## TASK TO COMPLETE
Identify each line in the records below that contains the word "this", and copy it.

--- start EXTRACTED RECORDS ---

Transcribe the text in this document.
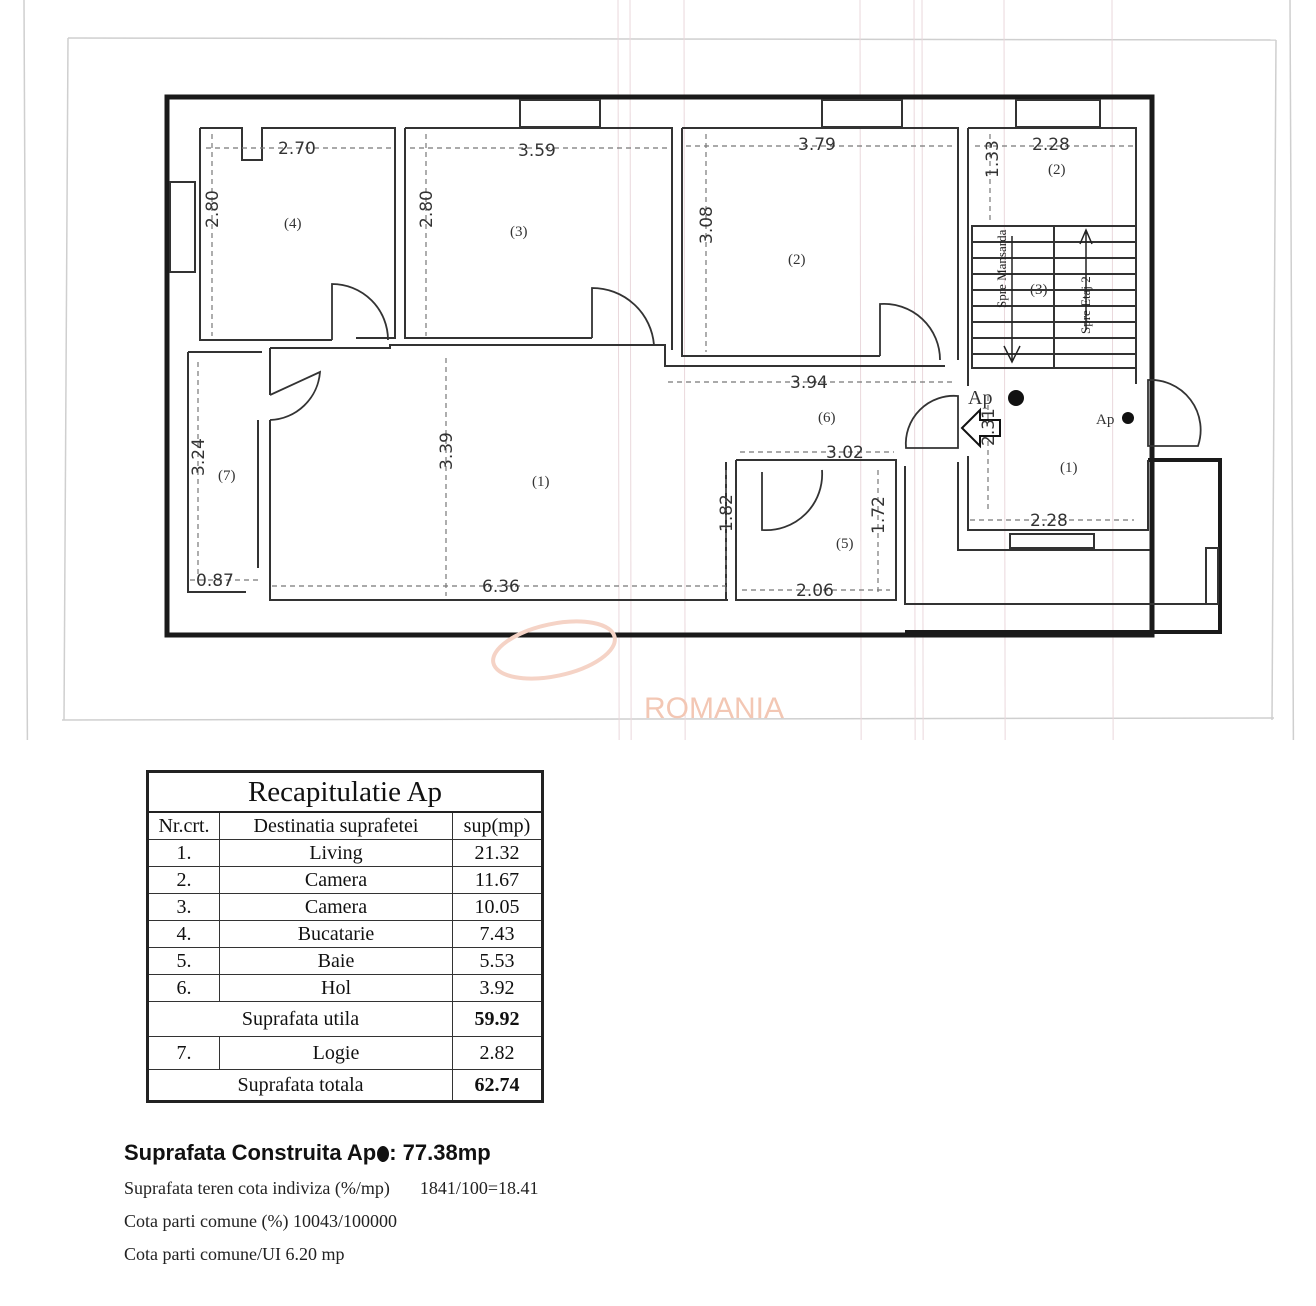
2.70	3.59	3.79	2.28
1.33
2.80	2.80	3.08
3.94
3.02
2.31
2.28
3.24	3.39
1.82	1.72
0.87	6.36	2.06
(4)	(3)
(2)
(2)
(3)
(6)
(1)
(1)
(7)
(5)
Spre Mansarda	Spre Etaj 2
Ap
Ap
ROMANIA
Recapitulatie Ap		
Nr.crt.	Destinatia suprafetei	sup(mp)
1.	Living	21.32
2.	Camera	11.67
3.	Camera	10.05
4.	Bucatarie	7.43
5.	Baie	5.53
6.	Hol	3.92
Suprafata utila		59.92
7.	Logie	2.82
Suprafata totala		62.74

Suprafata Construita Ap : 77.38mp

Suprafata teren cota indiviza (%/mp) 1841/100=18.41

Cota parti comune (%) 10043/100000

Cota parti comune/UI 6.20 mp
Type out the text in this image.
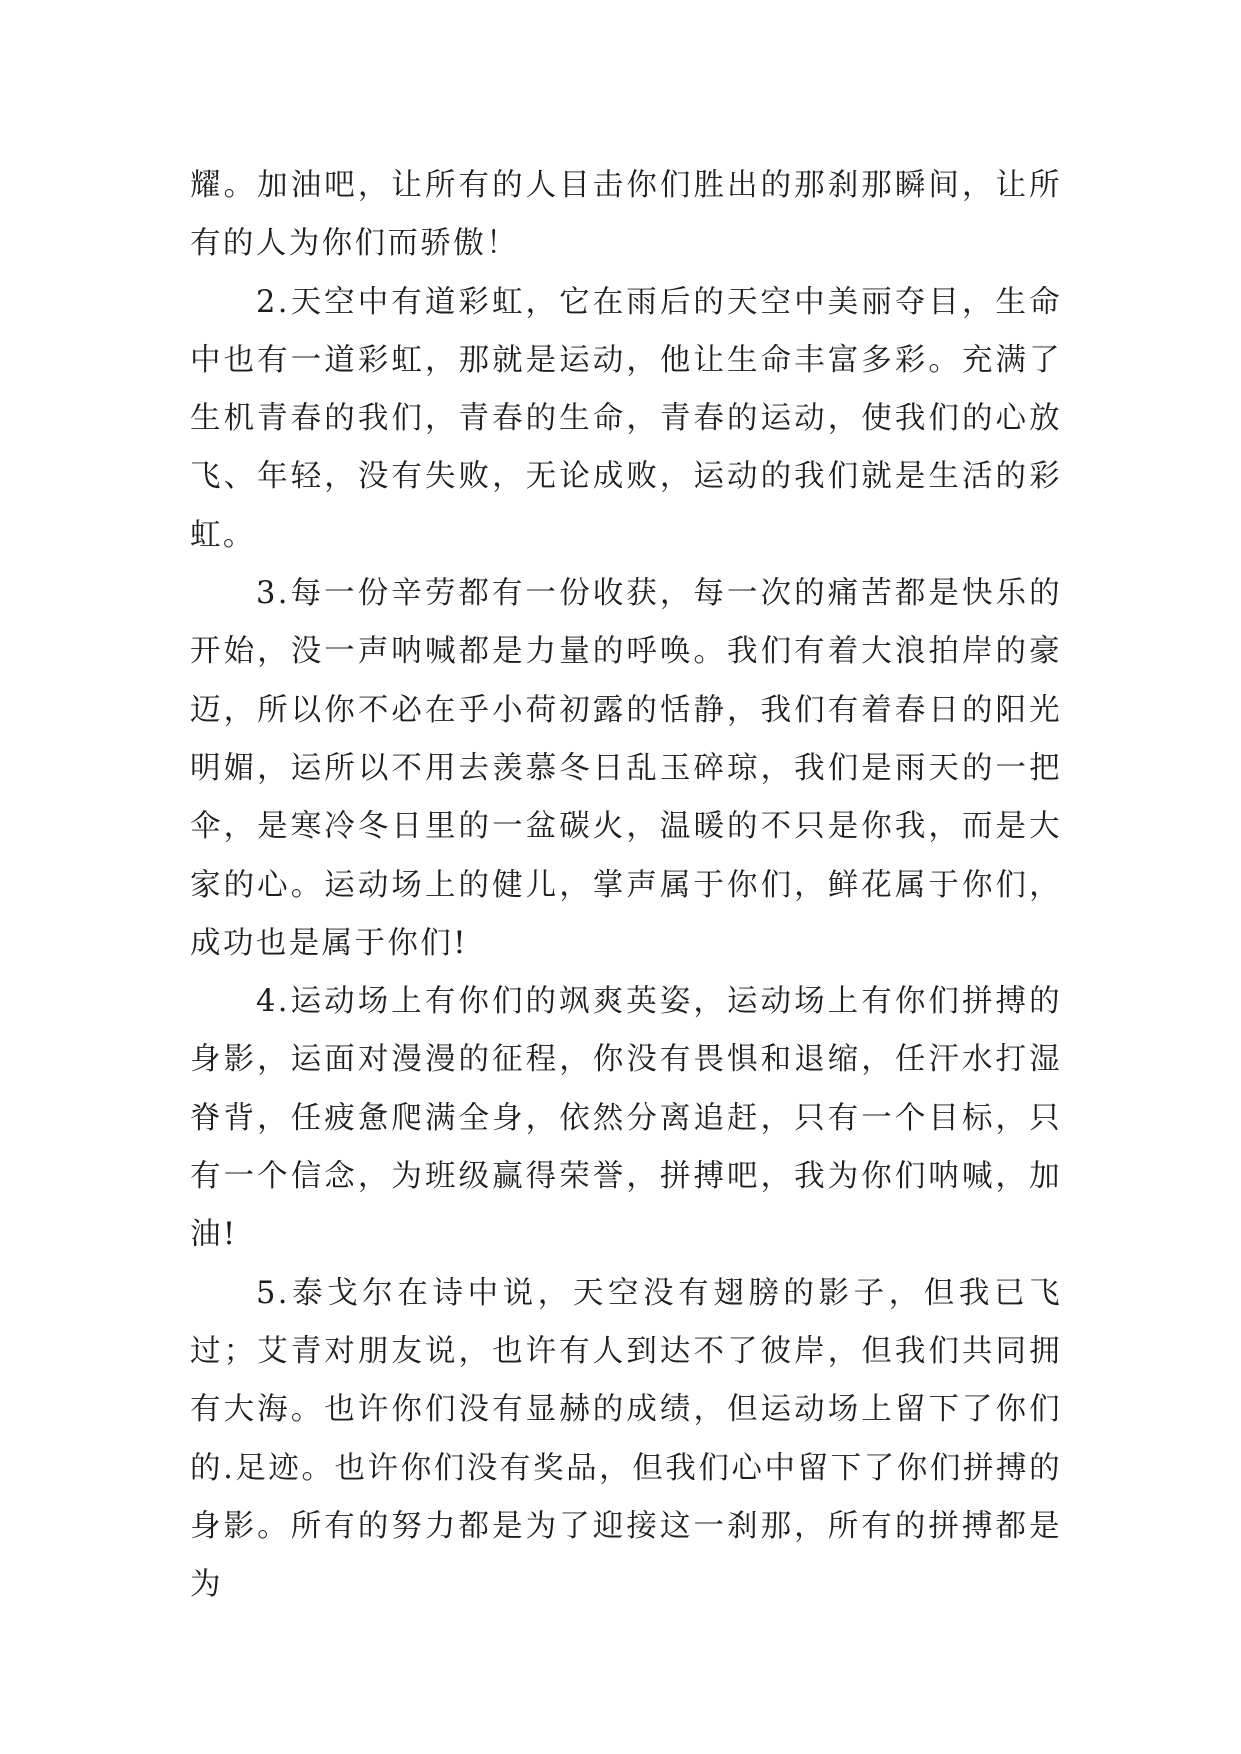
耀。加油吧，让所有的人目击你们胜出的那刹那瞬间，让所有的人为你们而骄傲！

2.天空中有道彩虹，它在雨后的天空中美丽夺目，生命中也有一道彩虹，那就是运动，他让生命丰富多彩。充满了生机青春的我们，青春的生命，青春的运动，使我们的心放飞、年轻，没有失败，无论成败，运动的我们就是生活的彩虹。

3.每一份辛劳都有一份收获，每一次的痛苦都是快乐的开始，没一声呐喊都是力量的呼唤。我们有着大浪拍岸的豪迈，所以你不必在乎小荷初露的恬静，我们有着春日的阳光明媚，运所以不用去羡慕冬日乱玉碎琼，我们是雨天的一把伞，是寒冷冬日里的一盆碳火，温暖的不只是你我，而是大家的心。运动场上的健儿，掌声属于你们，鲜花属于你们，成功也是属于你们!

4.运动场上有你们的飒爽英姿，运动场上有你们拼搏的身影，运面对漫漫的征程，你没有畏惧和退缩，任汗水打湿脊背，任疲惫爬满全身，依然分离追赶，只有一个目标，只有一个信念，为班级赢得荣誉，拼搏吧，我为你们呐喊，加油!

5.泰戈尔在诗中说，天空没有翅膀的影子，但我已飞过；艾青对朋友说，也许有人到达不了彼岸，但我们共同拥有大海。也许你们没有显赫的成绩，但运动场上留下了你们的.足迹。也许你们没有奖品，但我们心中留下了你们拼搏的身影。所有的努力都是为了迎接这一刹那，所有的拼搏都是为
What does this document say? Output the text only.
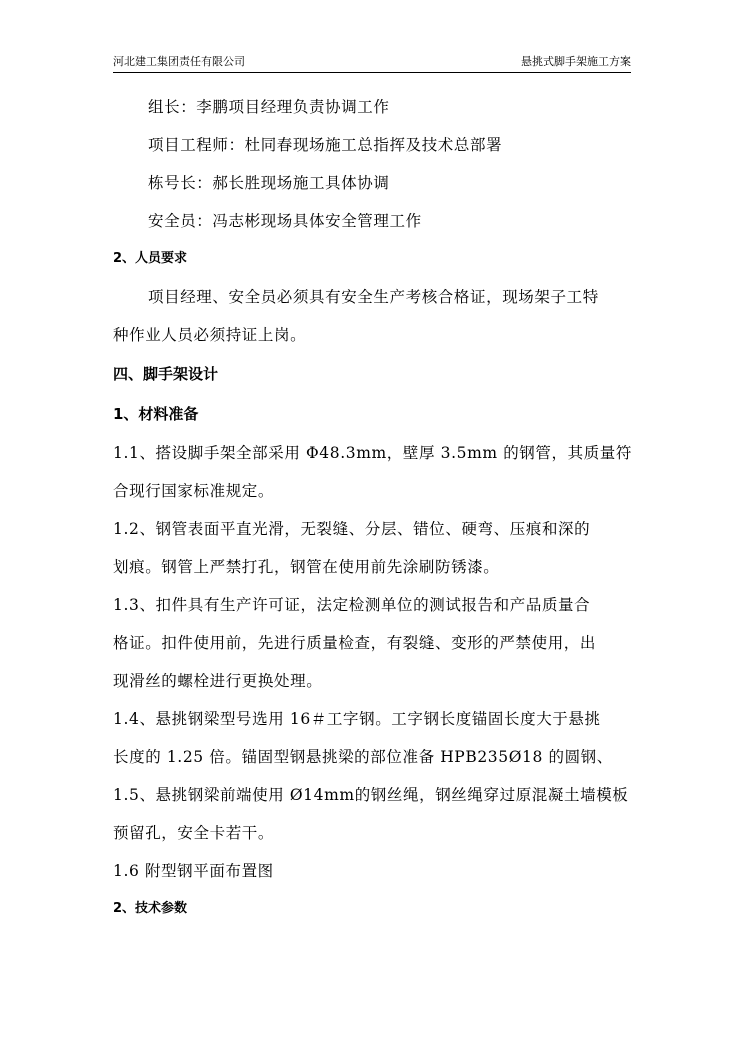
河北建工集团责任有限公司	悬挑式脚手架施工方案

组长：李鹏项目经理负责协调工作

项目工程师：杜同春现场施工总指挥及技术总部署

栋号长：郝长胜现场施工具体协调

安全员：冯志彬现场具体安全管理工作

2、人员要求

项目经理、安全员必须具有安全生产考核合格证，现场架子工特

种作业人员必须持证上岗。

四、脚手架设计

1、材料准备

1.1、搭设脚手架全部采用 Φ48.3mm，壁厚 3.5mm 的钢管，其质量符

合现行国家标准规定。

1.2、钢管表面平直光滑，无裂缝、分层、错位、硬弯、压痕和深的

划痕。钢管上严禁打孔，钢管在使用前先涂刷防锈漆。

1.3、扣件具有生产许可证，法定检测单位的测试报告和产品质量合

格证。扣件使用前，先进行质量检查，有裂缝、变形的严禁使用，出

现滑丝的螺栓进行更换处理。

1.4、悬挑钢梁型号选用 16＃工字钢。工字钢长度锚固长度大于悬挑

长度的 1.25 倍。锚固型钢悬挑梁的部位准备 HPB235Ø18 的圆钢、

1.5、悬挑钢梁前端使用 Ø14mm的钢丝绳，钢丝绳穿过原混凝土墙模板

预留孔，安全卡若干。

1.6 附型钢平面布置图

2、技术参数
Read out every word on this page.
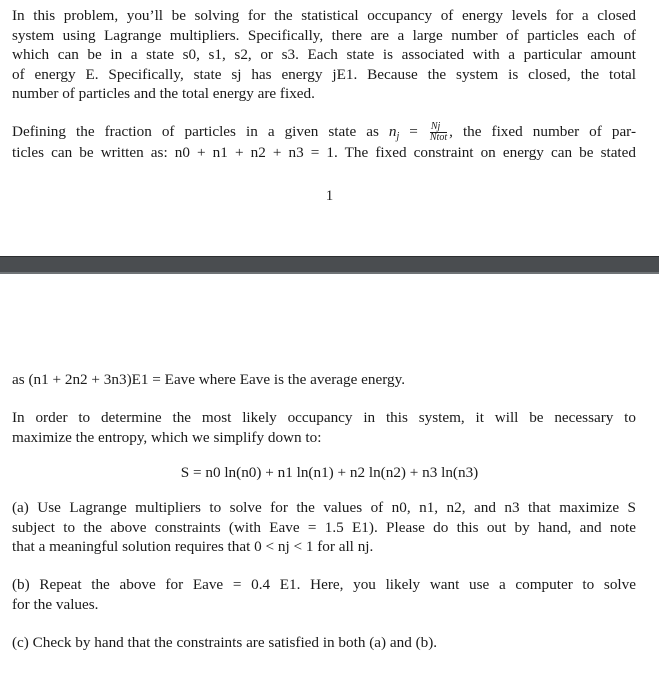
In this problem, you’ll be solving for the statistical occupancy of energy levels for a closed
system using Lagrange multipliers. Specifically, there are a large number of particles each of
which can be in a state s0, s1, s2, or s3. Each state is associated with a particular amount
of energy E. Specifically, state sj has energy jE1. Because the system is closed, the total
number of particles and the total energy are fixed.
Defining the fraction of particles in a given state as $n_j = \frac{Nj}{\text{Ntot}}$ , the fixed number of par-
ticles can be written as: n0 + n1 + n2 + n3 = 1. The fixed constraint on energy can be stated
1
as (n1 + 2n2 + 3n3)E1 = Eave where Eave is the average energy.
In order to determine the most likely occupancy in this system, it will be necessary to
maximize the entropy, which we simplify down to:
S = n0 ln(n0) + n1 ln(n1) + n2 ln(n2) + n3 ln(n3)
(a) Use Lagrange multipliers to solve for the values of n0, n1, n2, and n3 that maximize S
subject to the above constraints (with Eave = 1.5 E1). Please do this out by hand, and note
that a meaningful solution requires that 0 < nj < 1 for all nj.
(b) Repeat the above for Eave = 0.4 E1. Here, you likely want use a computer to solve
for the values.
(c) Check by hand that the constraints are satisfied in both (a) and (b).
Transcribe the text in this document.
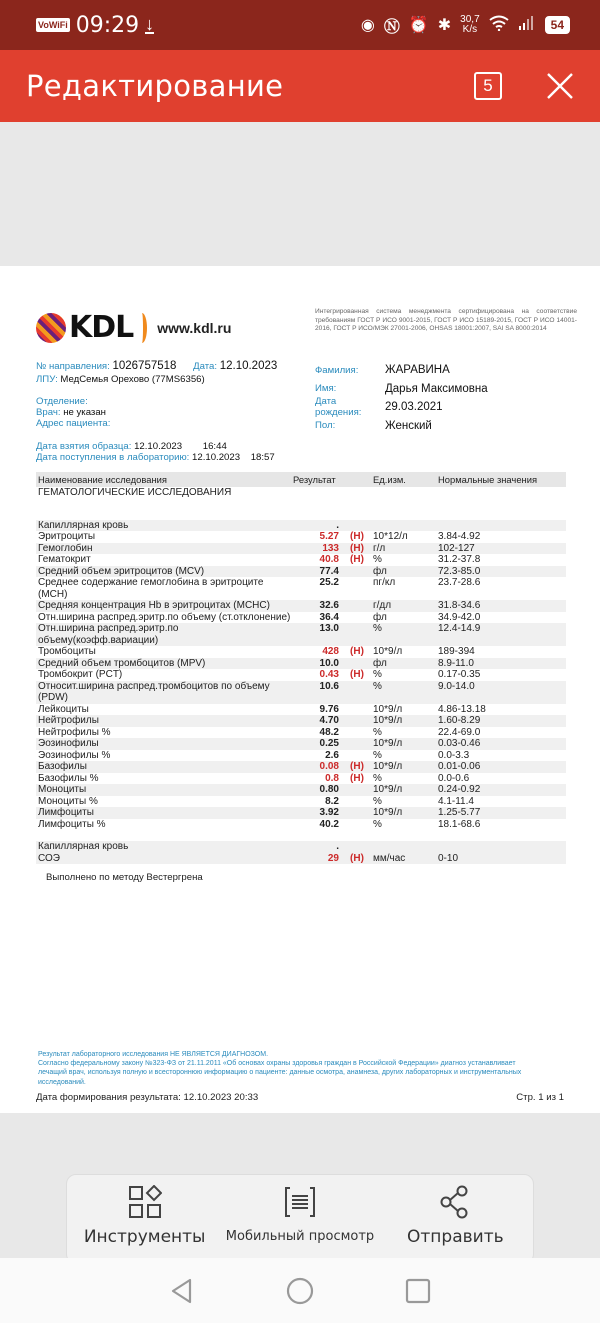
VoWiFi 09:29 ↓	◉ Ⓝ ⏰ ✱ 30,7
K/s	54
Редактирование	5
KDL www.kdl.ru
Интегрированная система менеджмента сертифицирована на соответствие требованиям ГОСТ Р ИСО 9001-2015, ГОСТ Р ИСО 15189-2015, ГОСТ Р ИСО 14001-2016, ГОСТ Р ИСО/МЭК 27001-2006, OHSAS 18001:2007, SAI SA 8000:2014
№ направления: 1026757518 Дата: 12.10.2023
ЛПУ: МедСемья Орехово (77MS6356)
Отделение:
Врач: не указан
Адрес пациента:
Дата взятия образца: 12.10.2023 16:44
Дата поступления в лабораторию: 12.10.2023 18:57
Фамилия:	ЖАРАВИНА
Имя:	Дарья Максимовна
Дата рождения:	29.03.2021
Пол:	Женский
Наименование исследования	Результат		Ед.изм.	Нормальные значения
ГЕМАТОЛОГИЧЕСКИЕ ИССЛЕДОВАНИЯ				

Капиллярная кровь	.			
Эритроциты	5.27	(H)	10*12/л	3.84-4.92
Гемоглобин	133	(H)	г/л	102-127
Гематокрит	40.8	(H)	%	31.2-37.8
Средний объем эритроцитов (MCV)	77.4		фл	72.3-85.0
Среднее содержание гемоглобина в эритроците (MCH)	25.2		пг/кл	23.7-28.6
Средняя концентрация Hb в эритроцитах (MCHC)	32.6		г/дл	31.8-34.6
Отн.ширина распред.эритр.по объему (ст.отклонение)	36.4		фл	34.9-42.0
Отн.ширина распред.эритр.по объему(коэфф.вариации)	13.0		%	12.4-14.9
Тромбоциты	428	(H)	10*9/л	189-394
Средний объем тромбоцитов (MPV)	10.0		фл	8.9-11.0
Тромбокрит (PCT)	0.43	(H)	%	0.17-0.35
Относит.ширина распред.тромбоцитов по объему (PDW)	10.6		%	9.0-14.0
Лейкоциты	9.76		10*9/л	4.86-13.18
Нейтрофилы	4.70		10*9/л	1.60-8.29
Нейтрофилы %	48.2		%	22.4-69.0
Эозинофилы	0.25		10*9/л	0.03-0.46
Эозинофилы %	2.6		%	0.0-3.3
Базофилы	0.08	(H)	10*9/л	0.01-0.06
Базофилы %	0.8	(H)	%	0.0-0.6
Моноциты	0.80		10*9/л	0.24-0.92
Моноциты %	8.2		%	4.1-11.4
Лимфоциты	3.92		10*9/л	1.25-5.77
Лимфоциты %	40.2		%	18.1-68.6

Капиллярная кровь	.			
СОЭ	29	(H)	мм/час	0-10
Выполнено по методу Вестергрена				
Результат лабораторного исследования НЕ ЯВЛЯЕТСЯ ДИАГНОЗОМ.
Согласно федеральному закону №323-ФЗ от 21.11.2011 «Об основах охраны здоровья граждан в Российской Федерации» диагноз устанавливает лечащий врач, используя полную и всестороннюю информацию о пациенте: данные осмотра, анамнеза, других лабораторных и инструментальных исследований.
Дата формирования результата: 12.10.2023 20:33	Стр. 1 из 1
Инструменты Мобильный просмотр Отправить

--- end EXTRACTED RECORDS ---

## ANSWER TO THE PROBLEM
Transcribe the text in this document.
Type out the text in this image.
What does this document say? Output the text only.
Read out every word on this page.
In this problem, you’ll be solving for the statistical occupancy of energy levels for a closed
In order to determine the most likely occupancy in this system, it will be necessary to
subject to the above constraints (with Eave = 1.5 E1). Please do this out by hand, and note
Transcribe the text in this document.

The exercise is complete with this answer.